Part of a data file
☆ ☆ ☆ ☆ ☆ ☆ ☆

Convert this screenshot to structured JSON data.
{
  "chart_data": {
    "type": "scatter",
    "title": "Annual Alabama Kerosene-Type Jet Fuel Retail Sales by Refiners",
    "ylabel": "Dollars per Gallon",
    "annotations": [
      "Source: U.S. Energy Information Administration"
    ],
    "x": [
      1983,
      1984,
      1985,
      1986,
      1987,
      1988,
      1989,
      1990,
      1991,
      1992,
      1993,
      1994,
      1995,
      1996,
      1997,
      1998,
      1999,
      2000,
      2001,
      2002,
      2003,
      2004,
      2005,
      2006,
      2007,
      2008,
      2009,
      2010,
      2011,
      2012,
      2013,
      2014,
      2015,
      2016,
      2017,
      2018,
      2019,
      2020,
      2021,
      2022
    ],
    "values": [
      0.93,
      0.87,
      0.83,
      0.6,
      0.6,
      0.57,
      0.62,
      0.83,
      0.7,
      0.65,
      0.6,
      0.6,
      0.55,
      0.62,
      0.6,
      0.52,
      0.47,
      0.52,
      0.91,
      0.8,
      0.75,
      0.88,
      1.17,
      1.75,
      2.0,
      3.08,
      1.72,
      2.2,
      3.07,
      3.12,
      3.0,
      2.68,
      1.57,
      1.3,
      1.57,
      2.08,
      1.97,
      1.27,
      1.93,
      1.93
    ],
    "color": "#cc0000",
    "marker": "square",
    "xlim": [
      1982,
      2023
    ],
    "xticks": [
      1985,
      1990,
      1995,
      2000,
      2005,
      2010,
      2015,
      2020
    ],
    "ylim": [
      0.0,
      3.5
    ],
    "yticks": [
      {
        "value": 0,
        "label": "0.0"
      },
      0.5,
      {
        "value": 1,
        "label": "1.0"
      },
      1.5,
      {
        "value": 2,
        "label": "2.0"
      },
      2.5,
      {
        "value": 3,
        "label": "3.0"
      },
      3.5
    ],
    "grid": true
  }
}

☆ ☆ ☆ ☆ ☆ ☆ ☆

Given problem:
Could you transcribe the records in full, exactly?

Written response:
Convert this screenshot to structured JSON data.
{
  "chart_data": {
    "type": "scatter",
    "title": "Annual Alabama Kerosene-Type Jet Fuel Retail Sales by Refiners",
    "ylabel": "Dollars per Gallon",
    "annotations": [
      "Source: U.S. Energy Information Administration"
    ],
    "x": [
      1983,
      1984,
      1985,
      1986,
      1987,
      1988,
      1989,
      1990,
      1991,
      1992,
      1993,
      1994,
      1995,
      1996,
      1997,
      1998,
      1999,
      2000,
      2001,
      2002,
      2003,
      2004,
      2005,
      2006,
      2007,
      2008,
      2009,
      2010,
      2011,
      2012,
      2013,
      2014,
      2015,
      2016,
      2017,
      2018,
      2019,
      2020,
      2021,
      2022
    ],
    "values": [
      0.93,
      0.87,
      0.83,
      0.6,
      0.6,
      0.57,
      0.62,
      0.83,
      0.7,
      0.65,
      0.6,
      0.6,
      0.55,
      0.62,
      0.6,
      0.52,
      0.47,
      0.52,
      0.91,
      0.8,
      0.75,
      0.88,
      1.17,
      1.75,
      2.0,
      3.08,
      1.72,
      2.2,
      3.07,
      3.12,
      3.0,
      2.68,
      1.57,
      1.3,
      1.57,
      2.08,
      1.97,
      1.27,
      1.93,
      1.93
    ],
    "color": "#cc0000",
    "marker": "square",
    "xlim": [
      1982,
      2023
    ],
    "xticks": [
      1985,
      1990,
      1995,
      2000,
      2005,
      2010,
      2015,
      2020
    ],
    "ylim": [
      0.0,
      3.5
    ],
    "yticks": [
      {
        "value": 0,
        "label": "0.0"
      },
      0.5,
      {
        "value": 1,
        "label": "1.0"
      },
      1.5,
      {
        "value": 2,
        "label": "2.0"
      },
      2.5,
      {
        "value": 3,
        "label": "3.0"
      },
      3.5
    ],
    "grid": true
  }
}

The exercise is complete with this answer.